[START Records provided]

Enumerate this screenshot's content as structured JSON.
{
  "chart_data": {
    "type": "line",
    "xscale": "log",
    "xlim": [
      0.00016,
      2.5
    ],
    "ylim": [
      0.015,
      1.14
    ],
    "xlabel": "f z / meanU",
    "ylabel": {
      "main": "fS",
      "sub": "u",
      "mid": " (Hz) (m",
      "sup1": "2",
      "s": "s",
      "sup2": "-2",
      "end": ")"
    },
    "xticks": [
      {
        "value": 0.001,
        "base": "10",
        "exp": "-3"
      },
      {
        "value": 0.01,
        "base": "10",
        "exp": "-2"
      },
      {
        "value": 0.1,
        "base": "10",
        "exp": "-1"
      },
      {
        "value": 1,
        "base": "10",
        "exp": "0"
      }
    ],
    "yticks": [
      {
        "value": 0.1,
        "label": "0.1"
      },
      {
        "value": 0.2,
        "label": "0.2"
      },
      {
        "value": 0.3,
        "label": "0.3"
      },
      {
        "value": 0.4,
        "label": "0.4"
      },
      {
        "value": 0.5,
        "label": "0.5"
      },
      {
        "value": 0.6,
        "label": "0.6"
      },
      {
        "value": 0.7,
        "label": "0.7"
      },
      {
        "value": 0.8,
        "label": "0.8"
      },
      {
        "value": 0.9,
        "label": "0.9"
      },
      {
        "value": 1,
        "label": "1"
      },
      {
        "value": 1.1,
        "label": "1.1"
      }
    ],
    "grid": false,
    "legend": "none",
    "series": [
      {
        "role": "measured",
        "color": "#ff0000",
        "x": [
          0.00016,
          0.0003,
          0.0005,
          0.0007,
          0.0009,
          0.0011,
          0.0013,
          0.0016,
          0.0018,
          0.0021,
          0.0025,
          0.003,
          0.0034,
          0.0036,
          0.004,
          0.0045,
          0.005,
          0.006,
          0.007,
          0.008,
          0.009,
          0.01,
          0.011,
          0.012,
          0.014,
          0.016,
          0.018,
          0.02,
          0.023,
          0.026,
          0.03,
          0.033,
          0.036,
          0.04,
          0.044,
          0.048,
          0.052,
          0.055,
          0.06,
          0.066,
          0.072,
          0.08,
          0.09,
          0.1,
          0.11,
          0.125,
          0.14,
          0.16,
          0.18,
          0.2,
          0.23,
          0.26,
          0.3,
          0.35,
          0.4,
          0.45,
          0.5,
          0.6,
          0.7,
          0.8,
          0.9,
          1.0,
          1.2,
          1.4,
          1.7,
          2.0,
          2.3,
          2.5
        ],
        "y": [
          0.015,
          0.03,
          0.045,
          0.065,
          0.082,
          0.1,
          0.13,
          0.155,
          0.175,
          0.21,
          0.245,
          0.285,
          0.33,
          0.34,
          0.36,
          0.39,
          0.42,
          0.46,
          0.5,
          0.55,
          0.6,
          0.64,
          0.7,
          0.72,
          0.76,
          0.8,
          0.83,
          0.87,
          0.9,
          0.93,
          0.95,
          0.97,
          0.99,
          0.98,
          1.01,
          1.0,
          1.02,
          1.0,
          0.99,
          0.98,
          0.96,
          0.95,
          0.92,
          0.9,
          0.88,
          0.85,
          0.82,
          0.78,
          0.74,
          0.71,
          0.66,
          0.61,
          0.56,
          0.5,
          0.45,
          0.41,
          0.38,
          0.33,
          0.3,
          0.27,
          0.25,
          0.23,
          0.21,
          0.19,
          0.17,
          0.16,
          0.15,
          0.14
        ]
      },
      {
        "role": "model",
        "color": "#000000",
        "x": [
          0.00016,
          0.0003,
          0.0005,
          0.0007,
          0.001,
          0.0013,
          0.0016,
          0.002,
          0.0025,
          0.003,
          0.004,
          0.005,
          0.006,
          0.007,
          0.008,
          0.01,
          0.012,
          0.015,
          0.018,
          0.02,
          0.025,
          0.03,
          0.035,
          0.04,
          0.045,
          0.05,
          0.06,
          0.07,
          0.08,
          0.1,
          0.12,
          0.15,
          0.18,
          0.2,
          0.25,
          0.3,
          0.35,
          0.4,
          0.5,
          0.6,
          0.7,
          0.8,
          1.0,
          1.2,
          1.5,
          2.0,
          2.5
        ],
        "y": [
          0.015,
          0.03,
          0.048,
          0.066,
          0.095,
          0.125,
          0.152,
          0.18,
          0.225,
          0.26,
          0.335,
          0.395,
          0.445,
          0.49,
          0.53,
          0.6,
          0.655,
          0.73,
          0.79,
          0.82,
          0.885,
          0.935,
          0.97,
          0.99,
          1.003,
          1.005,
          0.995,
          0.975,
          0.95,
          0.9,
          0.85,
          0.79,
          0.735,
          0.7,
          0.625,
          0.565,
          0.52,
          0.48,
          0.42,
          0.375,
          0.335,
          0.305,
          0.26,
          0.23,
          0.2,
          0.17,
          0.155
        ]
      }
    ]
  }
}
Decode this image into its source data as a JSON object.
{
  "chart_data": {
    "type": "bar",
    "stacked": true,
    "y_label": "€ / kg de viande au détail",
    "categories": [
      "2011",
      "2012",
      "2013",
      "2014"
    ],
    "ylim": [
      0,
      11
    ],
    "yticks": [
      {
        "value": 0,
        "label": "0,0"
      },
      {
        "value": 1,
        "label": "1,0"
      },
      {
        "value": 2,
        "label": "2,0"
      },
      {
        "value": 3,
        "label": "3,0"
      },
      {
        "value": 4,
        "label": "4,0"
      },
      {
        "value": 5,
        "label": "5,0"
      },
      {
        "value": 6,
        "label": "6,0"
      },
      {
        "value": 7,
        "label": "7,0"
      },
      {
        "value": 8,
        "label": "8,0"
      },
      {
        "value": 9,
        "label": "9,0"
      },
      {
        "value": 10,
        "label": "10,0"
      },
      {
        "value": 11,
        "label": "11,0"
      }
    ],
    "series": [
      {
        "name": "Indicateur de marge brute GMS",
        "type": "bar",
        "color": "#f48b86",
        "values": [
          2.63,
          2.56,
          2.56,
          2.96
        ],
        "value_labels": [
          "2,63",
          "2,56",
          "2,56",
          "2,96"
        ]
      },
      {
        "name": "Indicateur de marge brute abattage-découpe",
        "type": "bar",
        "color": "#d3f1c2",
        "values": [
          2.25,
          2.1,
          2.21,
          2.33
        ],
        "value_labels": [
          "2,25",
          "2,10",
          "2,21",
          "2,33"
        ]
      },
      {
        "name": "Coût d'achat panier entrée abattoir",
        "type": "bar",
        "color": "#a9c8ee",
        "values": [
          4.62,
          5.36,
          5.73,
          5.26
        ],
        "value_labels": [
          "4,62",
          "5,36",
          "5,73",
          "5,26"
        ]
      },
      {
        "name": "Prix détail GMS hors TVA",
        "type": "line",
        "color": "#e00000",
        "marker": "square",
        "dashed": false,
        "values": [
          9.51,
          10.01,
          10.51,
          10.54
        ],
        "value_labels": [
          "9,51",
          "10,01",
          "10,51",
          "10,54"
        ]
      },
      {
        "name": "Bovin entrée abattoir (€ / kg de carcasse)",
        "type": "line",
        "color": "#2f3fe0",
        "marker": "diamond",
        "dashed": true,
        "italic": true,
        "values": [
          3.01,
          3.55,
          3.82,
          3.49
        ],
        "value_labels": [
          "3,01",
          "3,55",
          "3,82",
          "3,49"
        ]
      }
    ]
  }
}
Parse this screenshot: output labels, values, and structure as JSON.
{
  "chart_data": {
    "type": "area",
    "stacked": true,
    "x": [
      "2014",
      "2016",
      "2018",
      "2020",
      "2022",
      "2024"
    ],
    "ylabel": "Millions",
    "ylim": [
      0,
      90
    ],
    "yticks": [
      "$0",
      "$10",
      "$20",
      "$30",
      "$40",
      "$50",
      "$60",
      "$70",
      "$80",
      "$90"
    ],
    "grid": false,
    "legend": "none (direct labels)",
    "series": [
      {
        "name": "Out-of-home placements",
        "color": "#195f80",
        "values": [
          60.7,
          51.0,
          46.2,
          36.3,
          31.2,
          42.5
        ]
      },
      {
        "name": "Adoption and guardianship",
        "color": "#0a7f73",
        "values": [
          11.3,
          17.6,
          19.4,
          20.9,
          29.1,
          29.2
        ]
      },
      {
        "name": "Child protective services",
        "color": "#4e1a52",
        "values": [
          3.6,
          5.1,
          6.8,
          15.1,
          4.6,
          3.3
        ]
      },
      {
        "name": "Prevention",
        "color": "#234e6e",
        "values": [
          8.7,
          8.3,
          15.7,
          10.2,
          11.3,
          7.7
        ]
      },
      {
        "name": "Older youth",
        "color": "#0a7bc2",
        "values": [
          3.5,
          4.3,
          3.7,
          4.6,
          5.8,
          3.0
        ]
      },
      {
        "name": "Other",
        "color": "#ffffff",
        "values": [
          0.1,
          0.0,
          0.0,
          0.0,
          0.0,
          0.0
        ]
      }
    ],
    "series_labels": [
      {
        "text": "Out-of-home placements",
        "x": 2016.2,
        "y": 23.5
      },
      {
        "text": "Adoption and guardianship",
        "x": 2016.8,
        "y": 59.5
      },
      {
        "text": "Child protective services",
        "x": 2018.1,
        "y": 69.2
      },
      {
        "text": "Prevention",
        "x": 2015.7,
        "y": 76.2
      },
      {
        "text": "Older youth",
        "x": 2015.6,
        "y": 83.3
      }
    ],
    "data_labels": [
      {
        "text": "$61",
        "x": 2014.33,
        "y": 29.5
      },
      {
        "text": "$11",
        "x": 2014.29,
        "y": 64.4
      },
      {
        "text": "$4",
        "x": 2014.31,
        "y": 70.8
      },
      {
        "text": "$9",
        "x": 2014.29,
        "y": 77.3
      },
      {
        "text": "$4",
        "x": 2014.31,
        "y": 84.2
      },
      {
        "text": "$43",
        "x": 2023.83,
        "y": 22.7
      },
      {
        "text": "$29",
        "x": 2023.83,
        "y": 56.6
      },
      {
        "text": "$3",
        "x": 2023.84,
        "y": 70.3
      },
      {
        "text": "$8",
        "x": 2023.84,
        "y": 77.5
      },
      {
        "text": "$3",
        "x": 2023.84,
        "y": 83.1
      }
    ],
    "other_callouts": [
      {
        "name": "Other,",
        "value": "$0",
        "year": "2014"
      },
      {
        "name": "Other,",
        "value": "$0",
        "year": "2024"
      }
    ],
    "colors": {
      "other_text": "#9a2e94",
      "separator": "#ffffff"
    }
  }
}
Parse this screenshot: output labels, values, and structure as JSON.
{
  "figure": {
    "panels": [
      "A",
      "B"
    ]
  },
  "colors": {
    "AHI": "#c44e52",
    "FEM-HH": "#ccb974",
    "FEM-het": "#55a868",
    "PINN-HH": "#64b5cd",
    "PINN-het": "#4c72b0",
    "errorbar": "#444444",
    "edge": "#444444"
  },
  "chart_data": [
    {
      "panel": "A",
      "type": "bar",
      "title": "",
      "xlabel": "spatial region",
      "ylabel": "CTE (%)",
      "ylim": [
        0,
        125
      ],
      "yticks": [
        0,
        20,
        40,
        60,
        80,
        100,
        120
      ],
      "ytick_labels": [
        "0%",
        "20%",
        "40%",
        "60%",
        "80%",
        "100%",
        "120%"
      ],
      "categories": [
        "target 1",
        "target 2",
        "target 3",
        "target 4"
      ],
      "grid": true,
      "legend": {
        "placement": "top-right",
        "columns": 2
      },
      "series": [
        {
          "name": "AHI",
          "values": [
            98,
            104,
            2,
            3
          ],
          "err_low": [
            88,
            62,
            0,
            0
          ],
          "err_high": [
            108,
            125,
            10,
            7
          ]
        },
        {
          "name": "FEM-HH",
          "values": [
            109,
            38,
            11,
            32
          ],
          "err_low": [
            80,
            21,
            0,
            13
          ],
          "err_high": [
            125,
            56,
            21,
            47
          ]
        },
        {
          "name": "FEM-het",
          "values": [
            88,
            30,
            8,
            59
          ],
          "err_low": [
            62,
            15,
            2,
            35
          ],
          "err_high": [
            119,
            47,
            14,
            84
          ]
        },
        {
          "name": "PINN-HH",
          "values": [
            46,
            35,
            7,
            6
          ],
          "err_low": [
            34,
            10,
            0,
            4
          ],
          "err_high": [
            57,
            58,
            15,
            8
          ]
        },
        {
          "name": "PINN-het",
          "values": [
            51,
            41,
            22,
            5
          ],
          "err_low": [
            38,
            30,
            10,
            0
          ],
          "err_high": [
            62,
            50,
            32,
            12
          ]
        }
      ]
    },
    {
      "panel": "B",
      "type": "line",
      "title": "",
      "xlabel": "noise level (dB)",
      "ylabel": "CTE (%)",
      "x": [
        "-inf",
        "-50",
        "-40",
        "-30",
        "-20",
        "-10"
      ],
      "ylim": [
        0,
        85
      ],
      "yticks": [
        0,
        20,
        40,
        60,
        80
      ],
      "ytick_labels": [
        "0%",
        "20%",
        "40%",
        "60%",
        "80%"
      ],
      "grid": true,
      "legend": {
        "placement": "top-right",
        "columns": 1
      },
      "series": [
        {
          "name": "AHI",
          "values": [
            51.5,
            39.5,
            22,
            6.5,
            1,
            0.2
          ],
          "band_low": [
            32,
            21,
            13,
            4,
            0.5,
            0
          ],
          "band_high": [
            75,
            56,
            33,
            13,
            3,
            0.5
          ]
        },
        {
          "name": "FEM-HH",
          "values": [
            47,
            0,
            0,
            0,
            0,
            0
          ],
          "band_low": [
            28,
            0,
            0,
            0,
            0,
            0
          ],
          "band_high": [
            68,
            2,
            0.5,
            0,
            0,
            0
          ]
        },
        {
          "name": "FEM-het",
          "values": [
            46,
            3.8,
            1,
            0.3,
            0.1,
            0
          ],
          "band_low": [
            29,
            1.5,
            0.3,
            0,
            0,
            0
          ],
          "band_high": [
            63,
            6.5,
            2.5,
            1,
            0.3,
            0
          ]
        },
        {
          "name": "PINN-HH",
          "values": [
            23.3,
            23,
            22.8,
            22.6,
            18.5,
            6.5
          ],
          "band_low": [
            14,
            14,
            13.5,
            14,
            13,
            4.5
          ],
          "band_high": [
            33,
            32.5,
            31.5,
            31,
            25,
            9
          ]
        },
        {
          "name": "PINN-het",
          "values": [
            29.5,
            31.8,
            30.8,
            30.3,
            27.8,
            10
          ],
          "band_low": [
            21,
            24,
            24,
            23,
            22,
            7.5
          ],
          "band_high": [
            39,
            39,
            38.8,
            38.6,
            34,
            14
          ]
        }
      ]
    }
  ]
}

[END Records provided]

Copy every line of the records above that holds the word "Indicateur".

■ **Finished answer**
        "name": "Indicateur de marge brute GMS",
        "name": "Indicateur de marge brute abattage-découpe",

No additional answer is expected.